> _GIVEN INSTRUCTION_
Leave out the pictures and transcribe the rest of the records exactly.
BEGIN DATA SHOWN
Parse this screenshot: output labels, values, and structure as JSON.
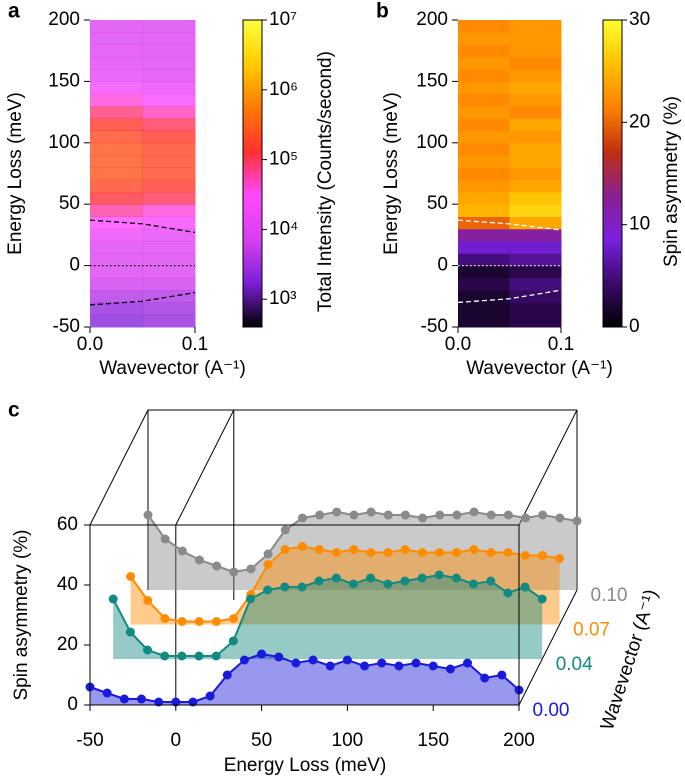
{
  "chart_data": [
    {
      "type": "heatmap",
      "panel": "a",
      "xlabel": "Wavevector (A⁻¹)",
      "ylabel": "Energy Loss (meV)",
      "xlim": [
        0,
        0.1
      ],
      "xticks": [
        {
          "value": 0,
          "label": "0.0"
        },
        0.1
      ],
      "ylim": [
        -50,
        200
      ],
      "yticks": [
        -50,
        0,
        50,
        100,
        150,
        200
      ],
      "xbins": [
        0,
        0.05,
        0.1
      ],
      "ybins": [
        -50,
        -40,
        -30,
        -20,
        -10,
        0,
        10,
        20,
        30,
        40,
        50,
        60,
        70,
        80,
        90,
        100,
        110,
        120,
        130,
        140,
        150,
        160,
        170,
        180,
        190,
        200
      ],
      "z": [
        [
          2000,
          2500
        ],
        [
          2500,
          3000
        ],
        [
          4000,
          4000
        ],
        [
          6000,
          6000
        ],
        [
          8000,
          8000
        ],
        [
          8000,
          8000
        ],
        [
          9000,
          9000
        ],
        [
          15000,
          12000
        ],
        [
          30000,
          20000
        ],
        [
          60000,
          40000
        ],
        [
          120000,
          100000
        ],
        [
          200000,
          150000
        ],
        [
          250000,
          200000
        ],
        [
          250000,
          200000
        ],
        [
          250000,
          200000
        ],
        [
          200000,
          150000
        ],
        [
          150000,
          100000
        ],
        [
          80000,
          50000
        ],
        [
          40000,
          25000
        ],
        [
          20000,
          15000
        ],
        [
          12000,
          10000
        ],
        [
          10000,
          9000
        ],
        [
          9000,
          8000
        ],
        [
          8000,
          8000
        ],
        [
          8000,
          8000
        ]
      ],
      "guide_color": "#000000",
      "guides": [
        {
          "style": "dashed",
          "x": [
            0,
            0.05,
            0.1
          ],
          "y": [
            37,
            34,
            27
          ]
        },
        {
          "style": "dotted",
          "x": [
            0,
            0.1
          ],
          "y": [
            0,
            0
          ]
        },
        {
          "style": "dashed",
          "x": [
            0,
            0.05,
            0.1
          ],
          "y": [
            -32,
            -29,
            -22
          ]
        }
      ],
      "colorbar": {
        "label": "Total Intensity (Counts/second)",
        "log": true,
        "lim": [
          400,
          10000000
        ],
        "ticks": [
          {
            "value": 1000,
            "label": "10³"
          },
          {
            "value": 10000,
            "label": "10⁴"
          },
          {
            "value": 100000,
            "label": "10⁵"
          },
          {
            "value": 1000000,
            "label": "10⁶"
          },
          {
            "value": 10000000,
            "label": "10⁷"
          }
        ],
        "colormap": [
          "#000000",
          "#7a1fd6",
          "#d840f0",
          "#ff48ff",
          "#ff3030",
          "#ff7a00",
          "#ffcc00",
          "#ffff40"
        ]
      }
    },
    {
      "type": "heatmap",
      "panel": "b",
      "xlabel": "Wavevector (A⁻¹)",
      "ylabel": "Energy Loss (meV)",
      "xlim": [
        0,
        0.1
      ],
      "xticks": [
        {
          "value": 0,
          "label": "0.0"
        },
        0.1
      ],
      "ylim": [
        -50,
        200
      ],
      "yticks": [
        -50,
        0,
        50,
        100,
        150,
        200
      ],
      "xbins": [
        0,
        0.05,
        0.1
      ],
      "ybins": [
        -50,
        -40,
        -30,
        -20,
        -10,
        0,
        10,
        20,
        30,
        40,
        50,
        60,
        70,
        80,
        90,
        100,
        110,
        120,
        130,
        140,
        150,
        160,
        170,
        180,
        190,
        200
      ],
      "z": [
        [
          2,
          3
        ],
        [
          2,
          3
        ],
        [
          2,
          4
        ],
        [
          3,
          5
        ],
        [
          2,
          3
        ],
        [
          5,
          6
        ],
        [
          8,
          8
        ],
        [
          12,
          12
        ],
        [
          20,
          24
        ],
        [
          25,
          27
        ],
        [
          24,
          26
        ],
        [
          23,
          24
        ],
        [
          22,
          23
        ],
        [
          23,
          24
        ],
        [
          22,
          24
        ],
        [
          23,
          23
        ],
        [
          22,
          24
        ],
        [
          23,
          22
        ],
        [
          22,
          23
        ],
        [
          23,
          24
        ],
        [
          22,
          23
        ],
        [
          23,
          22
        ],
        [
          22,
          23
        ],
        [
          23,
          23
        ],
        [
          22,
          23
        ]
      ],
      "guide_color": "#ffffff",
      "guides": [
        {
          "style": "dashed",
          "x": [
            0,
            0.05,
            0.1
          ],
          "y": [
            37,
            34,
            29
          ]
        },
        {
          "style": "dotted",
          "x": [
            0,
            0.1
          ],
          "y": [
            0,
            0
          ]
        },
        {
          "style": "dashed",
          "x": [
            0,
            0.05,
            0.1
          ],
          "y": [
            -30,
            -27,
            -20
          ]
        }
      ],
      "colorbar": {
        "label": "Spin asymmetry (%)",
        "log": false,
        "lim": [
          0,
          30
        ],
        "ticks": [
          0,
          10,
          20,
          30
        ],
        "colormap": [
          "#000000",
          "#3a0a6a",
          "#7a20e0",
          "#8a2090",
          "#c03010",
          "#ff8000",
          "#ffc000",
          "#ffff30"
        ]
      }
    },
    {
      "type": "waterfall",
      "panel": "c",
      "xlabel": "Energy Loss (meV)",
      "ylabel": "Spin asymmetry (%)",
      "zlabel": "Wavevector (A⁻¹)",
      "xlim": [
        -50,
        200
      ],
      "xticks": [
        -50,
        0,
        50,
        100,
        150,
        200
      ],
      "ylim": [
        0,
        60
      ],
      "yticks": [
        0,
        20,
        40,
        60
      ],
      "zlim": [
        0,
        0.1
      ],
      "zticks": [
        {
          "value": 0,
          "label": "0.00"
        },
        {
          "value": 0.04,
          "label": "0.04"
        },
        {
          "value": 0.07,
          "label": "0.07"
        },
        {
          "value": 0.1,
          "label": "0.10"
        }
      ],
      "x": [
        -50,
        -40,
        -30,
        -20,
        -10,
        0,
        10,
        20,
        30,
        40,
        50,
        60,
        70,
        80,
        90,
        100,
        110,
        120,
        130,
        140,
        150,
        160,
        170,
        180,
        190,
        200
      ],
      "series": [
        {
          "color": "#1a1adb",
          "values": [
            6,
            4,
            2,
            2,
            1,
            1,
            1,
            3,
            10,
            15,
            17,
            16,
            14,
            15,
            13,
            15,
            13,
            14,
            13,
            14,
            13,
            12,
            14,
            9,
            10,
            5
          ]
        },
        {
          "color": "#138a80",
          "values": [
            20,
            9,
            3,
            1,
            1,
            1,
            1,
            6,
            20,
            23,
            24,
            24,
            26,
            27,
            25,
            27,
            25,
            26,
            27,
            28,
            27,
            25,
            26,
            22,
            24,
            20
          ]
        },
        {
          "color": "#ff8c00",
          "values": [
            16,
            8,
            2,
            1,
            1,
            1,
            2,
            10,
            20,
            25,
            26,
            25,
            24,
            25,
            24,
            24,
            25,
            24,
            24,
            24,
            25,
            24,
            24,
            23,
            23,
            22
          ]
        },
        {
          "color": "#8a8a8a",
          "values": [
            25,
            17,
            13,
            10,
            8,
            6,
            7,
            12,
            20,
            24,
            25,
            26,
            25,
            26,
            25,
            25,
            24,
            25,
            25,
            26,
            25,
            25,
            24,
            25,
            24,
            23
          ]
        }
      ]
    }
  ]
}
END DATA SHOWN
> _THE COMPLETED TASK_
Parse this screenshot: output labels, values, and structure as JSON.
{
  "chart_data": [
    {
      "type": "heatmap",
      "panel": "a",
      "xlabel": "Wavevector (A⁻¹)",
      "ylabel": "Energy Loss (meV)",
      "xlim": [
        0,
        0.1
      ],
      "xticks": [
        {
          "value": 0,
          "label": "0.0"
        },
        0.1
      ],
      "ylim": [
        -50,
        200
      ],
      "yticks": [
        -50,
        0,
        50,
        100,
        150,
        200
      ],
      "xbins": [
        0,
        0.05,
        0.1
      ],
      "ybins": [
        -50,
        -40,
        -30,
        -20,
        -10,
        0,
        10,
        20,
        30,
        40,
        50,
        60,
        70,
        80,
        90,
        100,
        110,
        120,
        130,
        140,
        150,
        160,
        170,
        180,
        190,
        200
      ],
      "z": [
        [
          2000,
          2500
        ],
        [
          2500,
          3000
        ],
        [
          4000,
          4000
        ],
        [
          6000,
          6000
        ],
        [
          8000,
          8000
        ],
        [
          8000,
          8000
        ],
        [
          9000,
          9000
        ],
        [
          15000,
          12000
        ],
        [
          30000,
          20000
        ],
        [
          60000,
          40000
        ],
        [
          120000,
          100000
        ],
        [
          200000,
          150000
        ],
        [
          250000,
          200000
        ],
        [
          250000,
          200000
        ],
        [
          250000,
          200000
        ],
        [
          200000,
          150000
        ],
        [
          150000,
          100000
        ],
        [
          80000,
          50000
        ],
        [
          40000,
          25000
        ],
        [
          20000,
          15000
        ],
        [
          12000,
          10000
        ],
        [
          10000,
          9000
        ],
        [
          9000,
          8000
        ],
        [
          8000,
          8000
        ],
        [
          8000,
          8000
        ]
      ],
      "guide_color": "#000000",
      "guides": [
        {
          "style": "dashed",
          "x": [
            0,
            0.05,
            0.1
          ],
          "y": [
            37,
            34,
            27
          ]
        },
        {
          "style": "dotted",
          "x": [
            0,
            0.1
          ],
          "y": [
            0,
            0
          ]
        },
        {
          "style": "dashed",
          "x": [
            0,
            0.05,
            0.1
          ],
          "y": [
            -32,
            -29,
            -22
          ]
        }
      ],
      "colorbar": {
        "label": "Total Intensity (Counts/second)",
        "log": true,
        "lim": [
          400,
          10000000
        ],
        "ticks": [
          {
            "value": 1000,
            "label": "10³"
          },
          {
            "value": 10000,
            "label": "10⁴"
          },
          {
            "value": 100000,
            "label": "10⁵"
          },
          {
            "value": 1000000,
            "label": "10⁶"
          },
          {
            "value": 10000000,
            "label": "10⁷"
          }
        ],
        "colormap": [
          "#000000",
          "#7a1fd6",
          "#d840f0",
          "#ff48ff",
          "#ff3030",
          "#ff7a00",
          "#ffcc00",
          "#ffff40"
        ]
      }
    },
    {
      "type": "heatmap",
      "panel": "b",
      "xlabel": "Wavevector (A⁻¹)",
      "ylabel": "Energy Loss (meV)",
      "xlim": [
        0,
        0.1
      ],
      "xticks": [
        {
          "value": 0,
          "label": "0.0"
        },
        0.1
      ],
      "ylim": [
        -50,
        200
      ],
      "yticks": [
        -50,
        0,
        50,
        100,
        150,
        200
      ],
      "xbins": [
        0,
        0.05,
        0.1
      ],
      "ybins": [
        -50,
        -40,
        -30,
        -20,
        -10,
        0,
        10,
        20,
        30,
        40,
        50,
        60,
        70,
        80,
        90,
        100,
        110,
        120,
        130,
        140,
        150,
        160,
        170,
        180,
        190,
        200
      ],
      "z": [
        [
          2,
          3
        ],
        [
          2,
          3
        ],
        [
          2,
          4
        ],
        [
          3,
          5
        ],
        [
          2,
          3
        ],
        [
          5,
          6
        ],
        [
          8,
          8
        ],
        [
          12,
          12
        ],
        [
          20,
          24
        ],
        [
          25,
          27
        ],
        [
          24,
          26
        ],
        [
          23,
          24
        ],
        [
          22,
          23
        ],
        [
          23,
          24
        ],
        [
          22,
          24
        ],
        [
          23,
          23
        ],
        [
          22,
          24
        ],
        [
          23,
          22
        ],
        [
          22,
          23
        ],
        [
          23,
          24
        ],
        [
          22,
          23
        ],
        [
          23,
          22
        ],
        [
          22,
          23
        ],
        [
          23,
          23
        ],
        [
          22,
          23
        ]
      ],
      "guide_color": "#ffffff",
      "guides": [
        {
          "style": "dashed",
          "x": [
            0,
            0.05,
            0.1
          ],
          "y": [
            37,
            34,
            29
          ]
        },
        {
          "style": "dotted",
          "x": [
            0,
            0.1
          ],
          "y": [
            0,
            0
          ]
        },
        {
          "style": "dashed",
          "x": [
            0,
            0.05,
            0.1
          ],
          "y": [
            -30,
            -27,
            -20
          ]
        }
      ],
      "colorbar": {
        "label": "Spin asymmetry (%)",
        "log": false,
        "lim": [
          0,
          30
        ],
        "ticks": [
          0,
          10,
          20,
          30
        ],
        "colormap": [
          "#000000",
          "#3a0a6a",
          "#7a20e0",
          "#8a2090",
          "#c03010",
          "#ff8000",
          "#ffc000",
          "#ffff30"
        ]
      }
    },
    {
      "type": "waterfall",
      "panel": "c",
      "xlabel": "Energy Loss (meV)",
      "ylabel": "Spin asymmetry (%)",
      "zlabel": "Wavevector (A⁻¹)",
      "xlim": [
        -50,
        200
      ],
      "xticks": [
        -50,
        0,
        50,
        100,
        150,
        200
      ],
      "ylim": [
        0,
        60
      ],
      "yticks": [
        0,
        20,
        40,
        60
      ],
      "zlim": [
        0,
        0.1
      ],
      "zticks": [
        {
          "value": 0,
          "label": "0.00"
        },
        {
          "value": 0.04,
          "label": "0.04"
        },
        {
          "value": 0.07,
          "label": "0.07"
        },
        {
          "value": 0.1,
          "label": "0.10"
        }
      ],
      "x": [
        -50,
        -40,
        -30,
        -20,
        -10,
        0,
        10,
        20,
        30,
        40,
        50,
        60,
        70,
        80,
        90,
        100,
        110,
        120,
        130,
        140,
        150,
        160,
        170,
        180,
        190,
        200
      ],
      "series": [
        {
          "color": "#1a1adb",
          "values": [
            6,
            4,
            2,
            2,
            1,
            1,
            1,
            3,
            10,
            15,
            17,
            16,
            14,
            15,
            13,
            15,
            13,
            14,
            13,
            14,
            13,
            12,
            14,
            9,
            10,
            5
          ]
        },
        {
          "color": "#138a80",
          "values": [
            20,
            9,
            3,
            1,
            1,
            1,
            1,
            6,
            20,
            23,
            24,
            24,
            26,
            27,
            25,
            27,
            25,
            26,
            27,
            28,
            27,
            25,
            26,
            22,
            24,
            20
          ]
        },
        {
          "color": "#ff8c00",
          "values": [
            16,
            8,
            2,
            1,
            1,
            1,
            2,
            10,
            20,
            25,
            26,
            25,
            24,
            25,
            24,
            24,
            25,
            24,
            24,
            24,
            25,
            24,
            24,
            23,
            23,
            22
          ]
        },
        {
          "color": "#8a8a8a",
          "values": [
            25,
            17,
            13,
            10,
            8,
            6,
            7,
            12,
            20,
            24,
            25,
            26,
            25,
            26,
            25,
            25,
            24,
            25,
            25,
            26,
            25,
            25,
            24,
            25,
            24,
            23
          ]
        }
      ]
    }
  ]
}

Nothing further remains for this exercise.